> **Data for processing**:
——————————
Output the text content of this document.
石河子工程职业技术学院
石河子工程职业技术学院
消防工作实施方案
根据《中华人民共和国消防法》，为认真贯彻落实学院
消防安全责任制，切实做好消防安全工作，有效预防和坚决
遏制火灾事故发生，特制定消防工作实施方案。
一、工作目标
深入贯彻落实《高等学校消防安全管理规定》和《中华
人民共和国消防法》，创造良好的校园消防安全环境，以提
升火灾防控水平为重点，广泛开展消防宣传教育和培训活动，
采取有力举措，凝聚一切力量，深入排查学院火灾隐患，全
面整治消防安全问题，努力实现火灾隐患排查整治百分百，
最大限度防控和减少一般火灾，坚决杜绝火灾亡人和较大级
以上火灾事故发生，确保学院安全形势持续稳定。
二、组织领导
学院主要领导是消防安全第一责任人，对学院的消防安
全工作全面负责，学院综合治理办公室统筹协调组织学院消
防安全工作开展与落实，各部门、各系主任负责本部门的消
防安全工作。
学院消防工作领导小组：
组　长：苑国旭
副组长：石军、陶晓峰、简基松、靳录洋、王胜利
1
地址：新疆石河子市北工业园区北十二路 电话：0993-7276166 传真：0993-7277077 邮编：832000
——————————
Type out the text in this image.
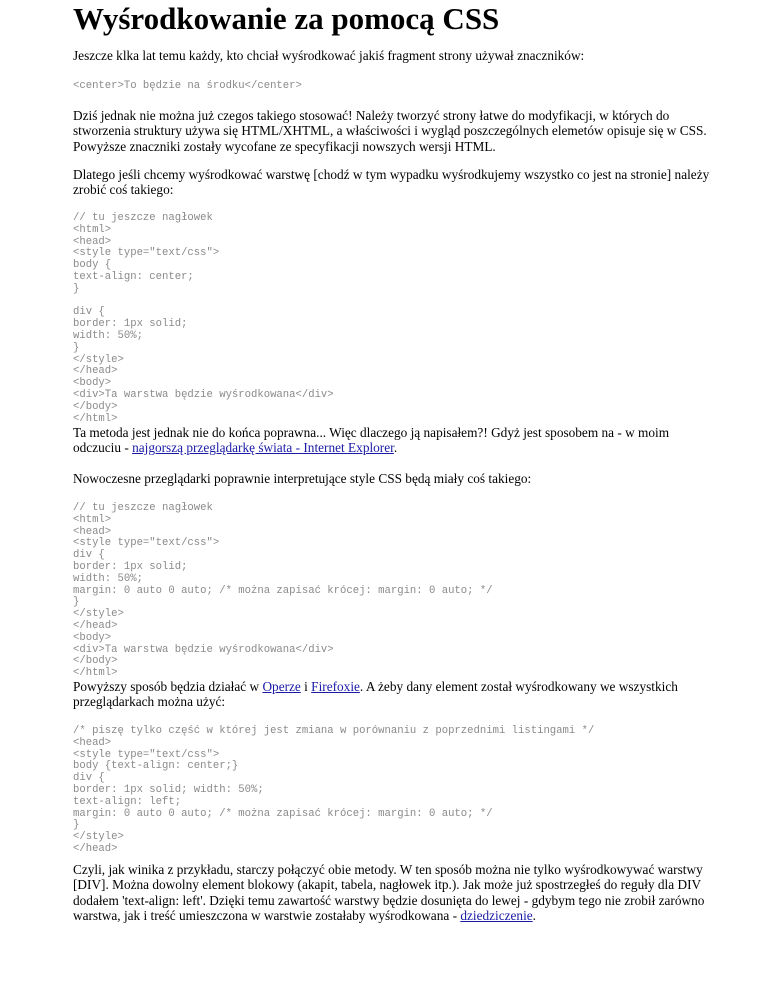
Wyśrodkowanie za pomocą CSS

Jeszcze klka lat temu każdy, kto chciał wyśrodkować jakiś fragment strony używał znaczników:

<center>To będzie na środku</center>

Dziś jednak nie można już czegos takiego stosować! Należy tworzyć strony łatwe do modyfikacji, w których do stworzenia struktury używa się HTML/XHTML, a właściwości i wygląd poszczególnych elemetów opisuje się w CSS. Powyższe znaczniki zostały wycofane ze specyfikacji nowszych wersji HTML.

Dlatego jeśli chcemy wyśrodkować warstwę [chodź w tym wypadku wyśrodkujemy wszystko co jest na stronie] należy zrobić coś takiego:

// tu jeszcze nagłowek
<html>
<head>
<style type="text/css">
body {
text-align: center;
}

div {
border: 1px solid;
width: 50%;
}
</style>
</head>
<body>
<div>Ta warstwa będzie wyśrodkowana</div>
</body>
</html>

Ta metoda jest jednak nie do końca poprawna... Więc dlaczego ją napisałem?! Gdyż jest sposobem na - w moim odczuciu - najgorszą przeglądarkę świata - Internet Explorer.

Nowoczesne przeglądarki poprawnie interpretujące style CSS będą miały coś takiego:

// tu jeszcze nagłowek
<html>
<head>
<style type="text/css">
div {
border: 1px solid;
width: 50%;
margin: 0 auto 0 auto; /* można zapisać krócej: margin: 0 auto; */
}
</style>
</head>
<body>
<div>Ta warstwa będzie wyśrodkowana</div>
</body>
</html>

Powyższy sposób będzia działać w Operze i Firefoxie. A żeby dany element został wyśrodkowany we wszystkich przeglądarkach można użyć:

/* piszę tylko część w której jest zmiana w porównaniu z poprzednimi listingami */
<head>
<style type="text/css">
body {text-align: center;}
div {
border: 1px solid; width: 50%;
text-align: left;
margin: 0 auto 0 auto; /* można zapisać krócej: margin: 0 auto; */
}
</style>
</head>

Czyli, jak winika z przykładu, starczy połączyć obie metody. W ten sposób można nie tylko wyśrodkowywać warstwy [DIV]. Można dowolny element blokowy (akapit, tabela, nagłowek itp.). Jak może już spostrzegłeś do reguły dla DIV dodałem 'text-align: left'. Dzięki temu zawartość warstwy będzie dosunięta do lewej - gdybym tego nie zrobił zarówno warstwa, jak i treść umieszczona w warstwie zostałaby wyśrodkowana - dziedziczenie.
——————————
Pull every line containing "this" from the material above.

> **Reply to the task**:
Output the text content of this document.
Type out the text in this image.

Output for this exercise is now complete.